■ SHORT TASK: Collect every line that includes the string "MACD".

::: DATA TO PROCESS :::

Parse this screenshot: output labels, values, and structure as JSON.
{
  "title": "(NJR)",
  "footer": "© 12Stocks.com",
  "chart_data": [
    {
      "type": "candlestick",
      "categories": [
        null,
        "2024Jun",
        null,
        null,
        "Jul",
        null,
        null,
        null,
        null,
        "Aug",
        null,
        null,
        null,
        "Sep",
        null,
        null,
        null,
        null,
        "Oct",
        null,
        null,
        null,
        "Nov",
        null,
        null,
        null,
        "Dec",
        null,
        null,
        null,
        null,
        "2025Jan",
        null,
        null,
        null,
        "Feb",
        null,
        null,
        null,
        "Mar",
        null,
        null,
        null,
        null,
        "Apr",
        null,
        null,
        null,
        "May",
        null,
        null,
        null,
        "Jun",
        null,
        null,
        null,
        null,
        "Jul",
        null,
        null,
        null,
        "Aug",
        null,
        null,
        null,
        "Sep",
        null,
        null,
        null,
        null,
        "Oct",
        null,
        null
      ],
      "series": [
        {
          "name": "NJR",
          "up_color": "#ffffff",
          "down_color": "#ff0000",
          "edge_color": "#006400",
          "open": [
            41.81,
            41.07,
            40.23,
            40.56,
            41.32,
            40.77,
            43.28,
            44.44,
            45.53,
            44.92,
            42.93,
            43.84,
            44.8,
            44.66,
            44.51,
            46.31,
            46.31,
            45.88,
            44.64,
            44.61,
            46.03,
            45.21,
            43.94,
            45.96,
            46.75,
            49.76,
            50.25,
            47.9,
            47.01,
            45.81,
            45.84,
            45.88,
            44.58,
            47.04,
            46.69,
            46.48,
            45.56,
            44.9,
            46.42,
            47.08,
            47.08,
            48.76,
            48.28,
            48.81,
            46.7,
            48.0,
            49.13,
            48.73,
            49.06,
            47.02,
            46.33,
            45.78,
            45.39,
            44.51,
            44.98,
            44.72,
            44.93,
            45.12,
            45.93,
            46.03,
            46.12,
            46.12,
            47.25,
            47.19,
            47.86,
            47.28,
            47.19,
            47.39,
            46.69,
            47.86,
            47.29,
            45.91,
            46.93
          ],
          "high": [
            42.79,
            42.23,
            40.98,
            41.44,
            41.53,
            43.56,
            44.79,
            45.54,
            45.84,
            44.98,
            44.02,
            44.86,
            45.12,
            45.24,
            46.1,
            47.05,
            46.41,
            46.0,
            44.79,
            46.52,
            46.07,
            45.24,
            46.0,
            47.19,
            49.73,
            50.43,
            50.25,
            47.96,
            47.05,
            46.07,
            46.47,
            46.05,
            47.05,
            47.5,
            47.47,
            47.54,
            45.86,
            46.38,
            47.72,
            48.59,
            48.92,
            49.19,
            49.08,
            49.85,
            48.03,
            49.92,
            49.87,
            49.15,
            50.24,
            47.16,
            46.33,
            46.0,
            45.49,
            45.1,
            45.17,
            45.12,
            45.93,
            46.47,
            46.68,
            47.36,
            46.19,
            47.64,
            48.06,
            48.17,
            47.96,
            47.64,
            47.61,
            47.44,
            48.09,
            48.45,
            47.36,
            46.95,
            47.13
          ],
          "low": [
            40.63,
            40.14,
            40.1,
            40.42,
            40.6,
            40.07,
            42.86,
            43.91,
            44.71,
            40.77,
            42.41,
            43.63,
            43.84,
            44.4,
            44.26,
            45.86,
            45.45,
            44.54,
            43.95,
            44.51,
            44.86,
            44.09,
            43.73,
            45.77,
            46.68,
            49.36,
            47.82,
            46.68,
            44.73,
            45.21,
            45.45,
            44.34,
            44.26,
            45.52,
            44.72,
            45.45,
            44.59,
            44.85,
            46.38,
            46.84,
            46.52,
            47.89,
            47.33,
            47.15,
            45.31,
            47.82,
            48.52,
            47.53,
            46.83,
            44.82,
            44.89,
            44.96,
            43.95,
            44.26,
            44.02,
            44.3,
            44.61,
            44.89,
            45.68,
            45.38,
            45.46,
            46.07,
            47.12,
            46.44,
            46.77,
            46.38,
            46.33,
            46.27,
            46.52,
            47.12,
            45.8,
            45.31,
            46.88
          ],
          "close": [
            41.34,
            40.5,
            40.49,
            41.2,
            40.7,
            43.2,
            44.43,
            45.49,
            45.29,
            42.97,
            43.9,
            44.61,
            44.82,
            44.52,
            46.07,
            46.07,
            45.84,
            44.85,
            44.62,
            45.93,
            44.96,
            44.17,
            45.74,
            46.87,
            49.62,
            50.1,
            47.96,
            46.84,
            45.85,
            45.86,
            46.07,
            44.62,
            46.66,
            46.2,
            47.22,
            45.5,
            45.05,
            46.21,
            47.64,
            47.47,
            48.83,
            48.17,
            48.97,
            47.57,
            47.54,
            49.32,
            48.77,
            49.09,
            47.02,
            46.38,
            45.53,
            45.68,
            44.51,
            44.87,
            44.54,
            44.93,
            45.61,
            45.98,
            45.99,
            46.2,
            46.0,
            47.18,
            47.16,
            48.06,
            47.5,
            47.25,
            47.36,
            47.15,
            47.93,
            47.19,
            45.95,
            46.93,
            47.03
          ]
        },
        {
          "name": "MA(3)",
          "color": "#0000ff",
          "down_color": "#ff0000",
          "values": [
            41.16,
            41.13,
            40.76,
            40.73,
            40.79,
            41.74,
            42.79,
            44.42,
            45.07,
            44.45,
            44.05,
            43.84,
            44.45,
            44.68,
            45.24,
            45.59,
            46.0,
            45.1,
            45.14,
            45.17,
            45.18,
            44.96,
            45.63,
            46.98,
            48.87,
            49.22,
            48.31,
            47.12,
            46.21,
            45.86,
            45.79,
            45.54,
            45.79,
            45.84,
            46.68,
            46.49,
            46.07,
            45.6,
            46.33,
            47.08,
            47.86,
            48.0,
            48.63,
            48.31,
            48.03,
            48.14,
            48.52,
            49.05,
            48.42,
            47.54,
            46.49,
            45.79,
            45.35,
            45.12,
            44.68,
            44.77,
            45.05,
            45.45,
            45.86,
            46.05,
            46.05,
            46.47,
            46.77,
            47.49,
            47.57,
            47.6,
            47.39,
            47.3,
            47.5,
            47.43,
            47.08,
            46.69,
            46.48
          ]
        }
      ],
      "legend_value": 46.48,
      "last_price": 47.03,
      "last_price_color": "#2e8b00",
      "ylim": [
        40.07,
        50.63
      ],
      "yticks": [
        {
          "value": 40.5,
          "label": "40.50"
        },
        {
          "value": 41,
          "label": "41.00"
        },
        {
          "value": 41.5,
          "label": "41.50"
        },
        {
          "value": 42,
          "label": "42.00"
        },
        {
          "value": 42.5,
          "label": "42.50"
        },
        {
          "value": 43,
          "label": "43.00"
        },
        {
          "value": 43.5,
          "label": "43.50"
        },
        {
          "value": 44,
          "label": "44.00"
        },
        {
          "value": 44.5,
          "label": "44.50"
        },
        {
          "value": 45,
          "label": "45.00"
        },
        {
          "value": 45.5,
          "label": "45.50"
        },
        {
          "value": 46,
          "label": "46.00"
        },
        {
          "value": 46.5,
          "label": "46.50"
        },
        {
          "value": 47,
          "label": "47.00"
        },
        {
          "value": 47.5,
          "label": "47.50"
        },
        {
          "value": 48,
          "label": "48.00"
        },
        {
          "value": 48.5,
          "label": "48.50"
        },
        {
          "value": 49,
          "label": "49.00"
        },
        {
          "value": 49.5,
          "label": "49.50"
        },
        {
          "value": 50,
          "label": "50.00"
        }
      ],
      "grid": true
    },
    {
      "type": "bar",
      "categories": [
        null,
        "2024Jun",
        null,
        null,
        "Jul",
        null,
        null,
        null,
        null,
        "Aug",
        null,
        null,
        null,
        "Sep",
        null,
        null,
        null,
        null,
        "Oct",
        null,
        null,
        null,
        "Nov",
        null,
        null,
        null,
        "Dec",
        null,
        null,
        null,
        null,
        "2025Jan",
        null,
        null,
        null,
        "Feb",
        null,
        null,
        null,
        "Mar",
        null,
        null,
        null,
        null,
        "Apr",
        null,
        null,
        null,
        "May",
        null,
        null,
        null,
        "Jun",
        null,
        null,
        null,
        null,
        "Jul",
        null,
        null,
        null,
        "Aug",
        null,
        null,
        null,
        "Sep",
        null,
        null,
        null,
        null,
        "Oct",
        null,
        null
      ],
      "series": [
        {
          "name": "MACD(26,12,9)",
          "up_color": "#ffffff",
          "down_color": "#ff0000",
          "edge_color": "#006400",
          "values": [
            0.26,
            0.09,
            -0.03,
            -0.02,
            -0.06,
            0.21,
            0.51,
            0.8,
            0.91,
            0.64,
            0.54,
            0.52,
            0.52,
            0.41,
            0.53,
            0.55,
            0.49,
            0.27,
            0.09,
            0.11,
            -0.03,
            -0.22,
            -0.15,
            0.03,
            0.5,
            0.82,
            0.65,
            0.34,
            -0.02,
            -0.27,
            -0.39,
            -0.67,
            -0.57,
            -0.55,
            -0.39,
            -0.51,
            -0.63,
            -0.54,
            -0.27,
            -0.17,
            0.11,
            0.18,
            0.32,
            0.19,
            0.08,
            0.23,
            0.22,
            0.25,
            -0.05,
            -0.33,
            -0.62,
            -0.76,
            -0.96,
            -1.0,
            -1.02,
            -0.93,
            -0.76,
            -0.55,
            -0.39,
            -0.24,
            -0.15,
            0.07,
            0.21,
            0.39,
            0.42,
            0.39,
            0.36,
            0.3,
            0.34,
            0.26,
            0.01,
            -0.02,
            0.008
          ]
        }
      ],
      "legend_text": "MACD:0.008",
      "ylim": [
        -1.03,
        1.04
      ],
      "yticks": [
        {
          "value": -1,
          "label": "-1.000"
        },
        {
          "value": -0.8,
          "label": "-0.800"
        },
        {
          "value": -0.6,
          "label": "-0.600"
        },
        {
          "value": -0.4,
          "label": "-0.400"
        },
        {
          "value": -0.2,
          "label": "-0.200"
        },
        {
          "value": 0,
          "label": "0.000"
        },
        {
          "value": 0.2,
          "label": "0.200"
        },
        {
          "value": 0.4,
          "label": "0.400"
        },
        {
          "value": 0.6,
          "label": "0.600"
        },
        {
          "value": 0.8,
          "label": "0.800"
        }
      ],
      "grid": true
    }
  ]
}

:::

■ EXPECTED ANSWER:
          "name": "MACD(26,12,9)",
      "legend_text": "MACD:0.008",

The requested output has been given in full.